Goal: Without changing a character, return the entries, but not the images they hold.

Records for processing:
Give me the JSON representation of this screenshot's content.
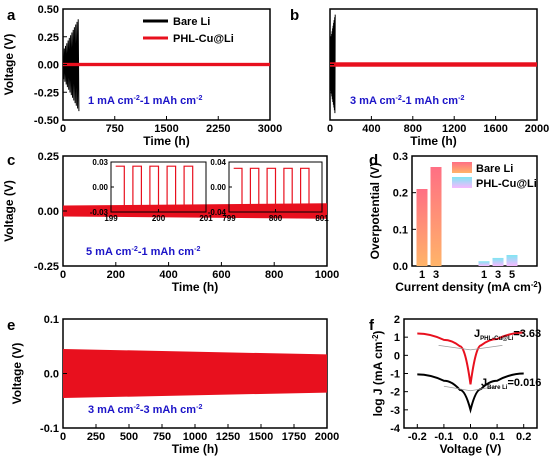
{
  "chart_data": [
    {
      "panel": "a",
      "type": "line",
      "xlabel": "Time (h)",
      "ylabel": "Voltage (V)",
      "xlim": [
        0,
        3000
      ],
      "ylim": [
        -0.5,
        0.5
      ],
      "xticks": [
        "0",
        "750",
        "1500",
        "2250",
        "3000"
      ],
      "yticks": [
        "-0.50",
        "-0.25",
        "0.00",
        "0.25",
        "0.50"
      ],
      "annotation": "1 mA cm⁻²-1 mAh cm⁻²",
      "legend": [
        "Bare Li",
        "PHL-Cu@Li"
      ],
      "legend_position": "top-right",
      "series": [
        {
          "name": "Bare Li",
          "color": "#000000",
          "x_range": [
            0,
            230
          ],
          "amplitude_start": 0.12,
          "amplitude_end": 0.42
        },
        {
          "name": "PHL-Cu@Li",
          "color": "#e8101e",
          "x_range": [
            0,
            3000
          ],
          "amplitude": 0.015
        }
      ]
    },
    {
      "panel": "b",
      "type": "line",
      "xlabel": "Time (h)",
      "ylabel": "",
      "xlim": [
        0,
        2000
      ],
      "ylim": [
        -0.5,
        0.5
      ],
      "xticks": [
        "0",
        "400",
        "800",
        "1200",
        "1600",
        "2000"
      ],
      "annotation": "3 mA cm⁻²-1 mAh cm⁻²",
      "series": [
        {
          "name": "Bare Li",
          "color": "#000000",
          "x_range": [
            0,
            50
          ],
          "amplitude_start": 0.2,
          "amplitude_end": 0.45
        },
        {
          "name": "PHL-Cu@Li",
          "color": "#e8101e",
          "x_range": [
            0,
            2000
          ],
          "amplitude": 0.02
        }
      ]
    },
    {
      "panel": "c",
      "type": "line",
      "xlabel": "Time (h)",
      "ylabel": "Voltage (V)",
      "xlim": [
        0,
        1000
      ],
      "ylim": [
        -0.25,
        0.25
      ],
      "xticks": [
        "0",
        "200",
        "400",
        "600",
        "800",
        "1000"
      ],
      "yticks": [
        "-0.25",
        "0.00",
        "0.25"
      ],
      "annotation": "5 mA cm⁻²-1 mAh cm⁻²",
      "series": [
        {
          "name": "PHL-Cu@Li",
          "color": "#e8101e",
          "x_range": [
            0,
            1000
          ],
          "amplitude_start": 0.025,
          "amplitude_end": 0.035
        }
      ],
      "insets": [
        {
          "xlim": [
            199,
            201
          ],
          "ylim": [
            -0.03,
            0.03
          ],
          "xticks": [
            "199",
            "200",
            "201"
          ],
          "yticks": [
            "-0.03",
            "0.00",
            "0.03"
          ],
          "amplitude": 0.025,
          "cycles": 5
        },
        {
          "xlim": [
            799,
            801
          ],
          "ylim": [
            -0.04,
            0.04
          ],
          "xticks": [
            "799",
            "800",
            "801"
          ],
          "yticks": [
            "-0.04",
            "0.00",
            "0.04"
          ],
          "amplitude": 0.03,
          "cycles": 5
        }
      ]
    },
    {
      "panel": "d",
      "type": "bar",
      "xlabel": "Current density (mA cm⁻²)",
      "ylabel": "Overpotential (V)",
      "ylim": [
        0,
        0.3
      ],
      "yticks": [
        "0.0",
        "0.1",
        "0.2",
        "0.3"
      ],
      "legend_position": "top-right",
      "groups": [
        {
          "name": "Bare Li",
          "categories": [
            "1",
            "3"
          ],
          "values": [
            0.21,
            0.27
          ],
          "color_top": "#ff6f84",
          "color_bottom": "#ffb469"
        },
        {
          "name": "PHL-Cu@Li",
          "categories": [
            "1",
            "3",
            "5"
          ],
          "values": [
            0.013,
            0.022,
            0.03
          ],
          "color_top": "#7fe6f2",
          "color_bottom": "#f7b8ff"
        }
      ]
    },
    {
      "panel": "e",
      "type": "line",
      "xlabel": "Time (h)",
      "ylabel": "Voltage (V)",
      "xlim": [
        0,
        2000
      ],
      "ylim": [
        -0.1,
        0.1
      ],
      "xticks": [
        "0",
        "250",
        "500",
        "750",
        "1000",
        "1250",
        "1500",
        "1750",
        "2000"
      ],
      "yticks": [
        "-0.1",
        "0.0",
        "0.1"
      ],
      "annotation": "3 mA cm⁻²-3 mAh cm⁻²",
      "series": [
        {
          "name": "PHL-Cu@Li",
          "color": "#e8101e",
          "x_range": [
            0,
            2000
          ],
          "amplitude_start": 0.045,
          "amplitude_end": 0.035
        }
      ]
    },
    {
      "panel": "f",
      "type": "line",
      "xlabel": "Voltage (V)",
      "ylabel": "log J (mA cm⁻²)",
      "xlim": [
        -0.25,
        0.25
      ],
      "ylim": [
        -4,
        2
      ],
      "xticks": [
        "-0.2",
        "-0.1",
        "0.0",
        "0.1",
        "0.2"
      ],
      "yticks": [
        "-4",
        "-3",
        "-2",
        "-1",
        "0",
        "1",
        "2"
      ],
      "series": [
        {
          "name": "PHL-Cu@Li",
          "color": "#e8101e",
          "label": "J",
          "label_sub": "PHL-Cu@Li",
          "label_value": "=3.63",
          "curve": [
            [
              -0.2,
              1.2
            ],
            [
              -0.1,
              0.85
            ],
            [
              -0.04,
              0.5
            ],
            [
              0.0,
              -1.6
            ],
            [
              0.04,
              0.55
            ],
            [
              0.1,
              0.9
            ],
            [
              0.2,
              1.25
            ]
          ]
        },
        {
          "name": "Bare Li",
          "color": "#000000",
          "label": "J",
          "label_sub": "Bare Li",
          "label_value": "=0.016",
          "curve": [
            [
              -0.2,
              -1.05
            ],
            [
              -0.1,
              -1.4
            ],
            [
              -0.04,
              -1.9
            ],
            [
              0.0,
              -3.0
            ],
            [
              0.04,
              -1.85
            ],
            [
              0.1,
              -1.4
            ],
            [
              0.2,
              -1.0
            ]
          ]
        }
      ]
    }
  ]
}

Right answer:
Give me the JSON representation of this screenshot's content.
{
  "chart_data": [
    {
      "panel": "a",
      "type": "line",
      "xlabel": "Time (h)",
      "ylabel": "Voltage (V)",
      "xlim": [
        0,
        3000
      ],
      "ylim": [
        -0.5,
        0.5
      ],
      "xticks": [
        "0",
        "750",
        "1500",
        "2250",
        "3000"
      ],
      "yticks": [
        "-0.50",
        "-0.25",
        "0.00",
        "0.25",
        "0.50"
      ],
      "annotation": "1 mA cm⁻²-1 mAh cm⁻²",
      "legend": [
        "Bare Li",
        "PHL-Cu@Li"
      ],
      "legend_position": "top-right",
      "series": [
        {
          "name": "Bare Li",
          "color": "#000000",
          "x_range": [
            0,
            230
          ],
          "amplitude_start": 0.12,
          "amplitude_end": 0.42
        },
        {
          "name": "PHL-Cu@Li",
          "color": "#e8101e",
          "x_range": [
            0,
            3000
          ],
          "amplitude": 0.015
        }
      ]
    },
    {
      "panel": "b",
      "type": "line",
      "xlabel": "Time (h)",
      "ylabel": "",
      "xlim": [
        0,
        2000
      ],
      "ylim": [
        -0.5,
        0.5
      ],
      "xticks": [
        "0",
        "400",
        "800",
        "1200",
        "1600",
        "2000"
      ],
      "annotation": "3 mA cm⁻²-1 mAh cm⁻²",
      "series": [
        {
          "name": "Bare Li",
          "color": "#000000",
          "x_range": [
            0,
            50
          ],
          "amplitude_start": 0.2,
          "amplitude_end": 0.45
        },
        {
          "name": "PHL-Cu@Li",
          "color": "#e8101e",
          "x_range": [
            0,
            2000
          ],
          "amplitude": 0.02
        }
      ]
    },
    {
      "panel": "c",
      "type": "line",
      "xlabel": "Time (h)",
      "ylabel": "Voltage (V)",
      "xlim": [
        0,
        1000
      ],
      "ylim": [
        -0.25,
        0.25
      ],
      "xticks": [
        "0",
        "200",
        "400",
        "600",
        "800",
        "1000"
      ],
      "yticks": [
        "-0.25",
        "0.00",
        "0.25"
      ],
      "annotation": "5 mA cm⁻²-1 mAh cm⁻²",
      "series": [
        {
          "name": "PHL-Cu@Li",
          "color": "#e8101e",
          "x_range": [
            0,
            1000
          ],
          "amplitude_start": 0.025,
          "amplitude_end": 0.035
        }
      ],
      "insets": [
        {
          "xlim": [
            199,
            201
          ],
          "ylim": [
            -0.03,
            0.03
          ],
          "xticks": [
            "199",
            "200",
            "201"
          ],
          "yticks": [
            "-0.03",
            "0.00",
            "0.03"
          ],
          "amplitude": 0.025,
          "cycles": 5
        },
        {
          "xlim": [
            799,
            801
          ],
          "ylim": [
            -0.04,
            0.04
          ],
          "xticks": [
            "799",
            "800",
            "801"
          ],
          "yticks": [
            "-0.04",
            "0.00",
            "0.04"
          ],
          "amplitude": 0.03,
          "cycles": 5
        }
      ]
    },
    {
      "panel": "d",
      "type": "bar",
      "xlabel": "Current density (mA cm⁻²)",
      "ylabel": "Overpotential (V)",
      "ylim": [
        0,
        0.3
      ],
      "yticks": [
        "0.0",
        "0.1",
        "0.2",
        "0.3"
      ],
      "legend_position": "top-right",
      "groups": [
        {
          "name": "Bare Li",
          "categories": [
            "1",
            "3"
          ],
          "values": [
            0.21,
            0.27
          ],
          "color_top": "#ff6f84",
          "color_bottom": "#ffb469"
        },
        {
          "name": "PHL-Cu@Li",
          "categories": [
            "1",
            "3",
            "5"
          ],
          "values": [
            0.013,
            0.022,
            0.03
          ],
          "color_top": "#7fe6f2",
          "color_bottom": "#f7b8ff"
        }
      ]
    },
    {
      "panel": "e",
      "type": "line",
      "xlabel": "Time (h)",
      "ylabel": "Voltage (V)",
      "xlim": [
        0,
        2000
      ],
      "ylim": [
        -0.1,
        0.1
      ],
      "xticks": [
        "0",
        "250",
        "500",
        "750",
        "1000",
        "1250",
        "1500",
        "1750",
        "2000"
      ],
      "yticks": [
        "-0.1",
        "0.0",
        "0.1"
      ],
      "annotation": "3 mA cm⁻²-3 mAh cm⁻²",
      "series": [
        {
          "name": "PHL-Cu@Li",
          "color": "#e8101e",
          "x_range": [
            0,
            2000
          ],
          "amplitude_start": 0.045,
          "amplitude_end": 0.035
        }
      ]
    },
    {
      "panel": "f",
      "type": "line",
      "xlabel": "Voltage (V)",
      "ylabel": "log J (mA cm⁻²)",
      "xlim": [
        -0.25,
        0.25
      ],
      "ylim": [
        -4,
        2
      ],
      "xticks": [
        "-0.2",
        "-0.1",
        "0.0",
        "0.1",
        "0.2"
      ],
      "yticks": [
        "-4",
        "-3",
        "-2",
        "-1",
        "0",
        "1",
        "2"
      ],
      "series": [
        {
          "name": "PHL-Cu@Li",
          "color": "#e8101e",
          "label": "J",
          "label_sub": "PHL-Cu@Li",
          "label_value": "=3.63",
          "curve": [
            [
              -0.2,
              1.2
            ],
            [
              -0.1,
              0.85
            ],
            [
              -0.04,
              0.5
            ],
            [
              0.0,
              -1.6
            ],
            [
              0.04,
              0.55
            ],
            [
              0.1,
              0.9
            ],
            [
              0.2,
              1.25
            ]
          ]
        },
        {
          "name": "Bare Li",
          "color": "#000000",
          "label": "J",
          "label_sub": "Bare Li",
          "label_value": "=0.016",
          "curve": [
            [
              -0.2,
              -1.05
            ],
            [
              -0.1,
              -1.4
            ],
            [
              -0.04,
              -1.9
            ],
            [
              0.0,
              -3.0
            ],
            [
              0.04,
              -1.85
            ],
            [
              0.1,
              -1.4
            ],
            [
              0.2,
              -1.0
            ]
          ]
        }
      ]
    }
  ]
}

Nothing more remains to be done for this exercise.